_What you need to do_
Copy out each line that mentions the word "аппаратных".

[Collected data entries]
● ● ● ● ●
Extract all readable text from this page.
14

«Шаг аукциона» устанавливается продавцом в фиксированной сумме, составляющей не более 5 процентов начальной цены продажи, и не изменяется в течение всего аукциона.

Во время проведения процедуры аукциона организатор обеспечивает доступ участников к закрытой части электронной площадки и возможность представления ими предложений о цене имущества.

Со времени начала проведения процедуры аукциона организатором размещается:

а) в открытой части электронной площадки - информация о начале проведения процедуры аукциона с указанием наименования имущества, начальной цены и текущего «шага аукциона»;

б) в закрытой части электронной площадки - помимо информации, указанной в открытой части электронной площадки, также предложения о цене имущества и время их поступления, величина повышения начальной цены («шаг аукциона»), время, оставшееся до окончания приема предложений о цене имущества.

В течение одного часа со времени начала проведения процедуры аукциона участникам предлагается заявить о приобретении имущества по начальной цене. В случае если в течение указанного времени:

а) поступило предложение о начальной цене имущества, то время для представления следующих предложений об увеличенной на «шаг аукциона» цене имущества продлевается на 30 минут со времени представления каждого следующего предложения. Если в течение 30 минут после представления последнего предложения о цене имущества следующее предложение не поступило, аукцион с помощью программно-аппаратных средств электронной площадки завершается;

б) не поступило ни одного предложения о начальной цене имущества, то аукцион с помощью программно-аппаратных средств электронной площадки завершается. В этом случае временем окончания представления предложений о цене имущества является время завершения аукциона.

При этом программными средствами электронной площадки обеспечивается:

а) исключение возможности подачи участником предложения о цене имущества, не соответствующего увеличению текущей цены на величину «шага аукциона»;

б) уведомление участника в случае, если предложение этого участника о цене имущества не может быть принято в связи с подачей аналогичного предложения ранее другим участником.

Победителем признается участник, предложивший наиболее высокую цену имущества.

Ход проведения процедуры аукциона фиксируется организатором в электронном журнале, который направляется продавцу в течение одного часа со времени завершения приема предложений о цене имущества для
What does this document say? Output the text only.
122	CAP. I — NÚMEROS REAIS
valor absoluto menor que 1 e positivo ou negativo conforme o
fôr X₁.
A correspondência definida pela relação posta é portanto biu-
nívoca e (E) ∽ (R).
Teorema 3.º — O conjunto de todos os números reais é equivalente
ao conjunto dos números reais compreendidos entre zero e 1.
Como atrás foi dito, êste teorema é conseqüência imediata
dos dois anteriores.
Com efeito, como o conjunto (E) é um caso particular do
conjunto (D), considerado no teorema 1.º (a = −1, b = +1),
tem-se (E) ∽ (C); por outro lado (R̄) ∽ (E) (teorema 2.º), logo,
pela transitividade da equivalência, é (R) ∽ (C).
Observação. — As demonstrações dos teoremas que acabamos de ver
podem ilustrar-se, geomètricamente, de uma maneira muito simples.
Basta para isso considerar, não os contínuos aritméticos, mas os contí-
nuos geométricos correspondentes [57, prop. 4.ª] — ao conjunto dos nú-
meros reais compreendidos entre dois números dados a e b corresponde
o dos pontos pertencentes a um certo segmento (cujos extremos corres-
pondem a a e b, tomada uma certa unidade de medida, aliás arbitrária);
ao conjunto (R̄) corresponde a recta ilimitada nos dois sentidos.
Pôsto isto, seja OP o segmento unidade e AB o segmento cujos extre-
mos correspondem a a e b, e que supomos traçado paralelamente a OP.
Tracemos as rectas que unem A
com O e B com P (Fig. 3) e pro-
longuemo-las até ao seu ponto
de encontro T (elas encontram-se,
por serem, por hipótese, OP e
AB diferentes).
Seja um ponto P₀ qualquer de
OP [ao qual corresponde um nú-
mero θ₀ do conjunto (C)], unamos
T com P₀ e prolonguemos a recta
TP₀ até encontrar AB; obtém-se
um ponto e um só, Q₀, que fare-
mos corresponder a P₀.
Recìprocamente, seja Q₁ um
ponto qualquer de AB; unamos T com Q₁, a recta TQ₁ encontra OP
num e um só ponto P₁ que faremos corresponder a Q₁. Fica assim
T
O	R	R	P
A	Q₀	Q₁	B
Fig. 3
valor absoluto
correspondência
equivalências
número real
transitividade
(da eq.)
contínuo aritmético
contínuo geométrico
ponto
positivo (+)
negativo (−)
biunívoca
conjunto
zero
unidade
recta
● ● ● ● ●
_Reply_
а) поступило предложение о начальной цене имущества, то время для представления следующих предложений об увеличенной на «шаг аукциона» цене имущества продлевается на 30 минут со времени представления каждого следующего предложения. Если в течение 30 минут после представления последнего предложения о цене имущества следующее предложение не поступило, аукцион с помощью программно-аппаратных средств электронной площадки завершается;
б) не поступило ни одного предложения о начальной цене имущества, то аукцион с помощью программно-аппаратных средств электронной площадки завершается. В этом случае временем окончания представления предложений о цене имущества является время завершения аукциона.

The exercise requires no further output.